• **WRITTEN REQUEST**
Print all entries word for word.

• **MATERIAL TO PROCESS**
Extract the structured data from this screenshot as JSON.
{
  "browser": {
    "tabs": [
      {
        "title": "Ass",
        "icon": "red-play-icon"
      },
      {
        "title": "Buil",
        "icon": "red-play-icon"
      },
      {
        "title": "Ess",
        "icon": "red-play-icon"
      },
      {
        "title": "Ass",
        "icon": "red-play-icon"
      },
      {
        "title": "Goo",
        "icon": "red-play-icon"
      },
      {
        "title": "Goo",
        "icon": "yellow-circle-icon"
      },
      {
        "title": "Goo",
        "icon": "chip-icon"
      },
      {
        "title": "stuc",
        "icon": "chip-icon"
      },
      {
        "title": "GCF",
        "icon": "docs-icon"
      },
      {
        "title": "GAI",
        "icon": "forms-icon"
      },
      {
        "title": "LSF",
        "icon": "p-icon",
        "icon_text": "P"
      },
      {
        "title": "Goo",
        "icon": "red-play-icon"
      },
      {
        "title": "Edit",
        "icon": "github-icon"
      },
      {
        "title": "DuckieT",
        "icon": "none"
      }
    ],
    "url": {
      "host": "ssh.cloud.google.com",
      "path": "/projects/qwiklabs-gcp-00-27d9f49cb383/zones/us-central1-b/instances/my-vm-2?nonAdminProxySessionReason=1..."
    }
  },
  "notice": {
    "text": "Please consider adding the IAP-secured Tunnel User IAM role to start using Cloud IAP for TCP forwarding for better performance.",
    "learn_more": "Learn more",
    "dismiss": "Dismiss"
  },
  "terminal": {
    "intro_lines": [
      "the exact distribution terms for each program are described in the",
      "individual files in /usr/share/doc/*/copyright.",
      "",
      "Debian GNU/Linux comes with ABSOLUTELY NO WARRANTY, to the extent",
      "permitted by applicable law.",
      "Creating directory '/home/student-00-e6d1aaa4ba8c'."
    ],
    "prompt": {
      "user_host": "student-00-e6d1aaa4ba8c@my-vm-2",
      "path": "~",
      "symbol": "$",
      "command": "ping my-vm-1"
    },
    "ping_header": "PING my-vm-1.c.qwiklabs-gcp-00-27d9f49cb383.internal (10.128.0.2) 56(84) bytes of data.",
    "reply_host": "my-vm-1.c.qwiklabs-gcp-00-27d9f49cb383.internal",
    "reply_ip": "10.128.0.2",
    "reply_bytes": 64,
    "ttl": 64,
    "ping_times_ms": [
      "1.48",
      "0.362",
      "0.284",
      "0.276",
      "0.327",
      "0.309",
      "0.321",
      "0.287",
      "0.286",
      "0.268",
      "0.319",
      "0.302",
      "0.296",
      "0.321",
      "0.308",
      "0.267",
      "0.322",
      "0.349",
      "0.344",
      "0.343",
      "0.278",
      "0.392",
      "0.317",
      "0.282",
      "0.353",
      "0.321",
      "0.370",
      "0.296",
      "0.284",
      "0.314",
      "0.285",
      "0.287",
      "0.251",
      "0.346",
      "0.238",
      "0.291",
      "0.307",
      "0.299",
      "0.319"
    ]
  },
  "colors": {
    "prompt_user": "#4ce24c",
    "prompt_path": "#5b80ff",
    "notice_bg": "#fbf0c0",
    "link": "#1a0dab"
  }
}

• **SOLVED PROBLEM**
Extract the structured data from this screenshot as JSON.
{
  "browser": {
    "tabs": [
      {
        "title": "Ass",
        "icon": "red-play-icon"
      },
      {
        "title": "Buil",
        "icon": "red-play-icon"
      },
      {
        "title": "Ess",
        "icon": "red-play-icon"
      },
      {
        "title": "Ass",
        "icon": "red-play-icon"
      },
      {
        "title": "Goo",
        "icon": "red-play-icon"
      },
      {
        "title": "Goo",
        "icon": "yellow-circle-icon"
      },
      {
        "title": "Goo",
        "icon": "chip-icon"
      },
      {
        "title": "stuc",
        "icon": "chip-icon"
      },
      {
        "title": "GCF",
        "icon": "docs-icon"
      },
      {
        "title": "GAI",
        "icon": "forms-icon"
      },
      {
        "title": "LSF",
        "icon": "p-icon",
        "icon_text": "P"
      },
      {
        "title": "Goo",
        "icon": "red-play-icon"
      },
      {
        "title": "Edit",
        "icon": "github-icon"
      },
      {
        "title": "DuckieT",
        "icon": "none"
      }
    ],
    "url": {
      "host": "ssh.cloud.google.com",
      "path": "/projects/qwiklabs-gcp-00-27d9f49cb383/zones/us-central1-b/instances/my-vm-2?nonAdminProxySessionReason=1..."
    }
  },
  "notice": {
    "text": "Please consider adding the IAP-secured Tunnel User IAM role to start using Cloud IAP for TCP forwarding for better performance.",
    "learn_more": "Learn more",
    "dismiss": "Dismiss"
  },
  "terminal": {
    "intro_lines": [
      "the exact distribution terms for each program are described in the",
      "individual files in /usr/share/doc/*/copyright.",
      "",
      "Debian GNU/Linux comes with ABSOLUTELY NO WARRANTY, to the extent",
      "permitted by applicable law.",
      "Creating directory '/home/student-00-e6d1aaa4ba8c'."
    ],
    "prompt": {
      "user_host": "student-00-e6d1aaa4ba8c@my-vm-2",
      "path": "~",
      "symbol": "$",
      "command": "ping my-vm-1"
    },
    "ping_header": "PING my-vm-1.c.qwiklabs-gcp-00-27d9f49cb383.internal (10.128.0.2) 56(84) bytes of data.",
    "reply_host": "my-vm-1.c.qwiklabs-gcp-00-27d9f49cb383.internal",
    "reply_ip": "10.128.0.2",
    "reply_bytes": 64,
    "ttl": 64,
    "ping_times_ms": [
      "1.48",
      "0.362",
      "0.284",
      "0.276",
      "0.327",
      "0.309",
      "0.321",
      "0.287",
      "0.286",
      "0.268",
      "0.319",
      "0.302",
      "0.296",
      "0.321",
      "0.308",
      "0.267",
      "0.322",
      "0.349",
      "0.344",
      "0.343",
      "0.278",
      "0.392",
      "0.317",
      "0.282",
      "0.353",
      "0.321",
      "0.370",
      "0.296",
      "0.284",
      "0.314",
      "0.285",
      "0.287",
      "0.251",
      "0.346",
      "0.238",
      "0.291",
      "0.307",
      "0.299",
      "0.319"
    ]
  },
  "colors": {
    "prompt_user": "#4ce24c",
    "prompt_path": "#5b80ff",
    "notice_bg": "#fbf0c0",
    "link": "#1a0dab"
  }
}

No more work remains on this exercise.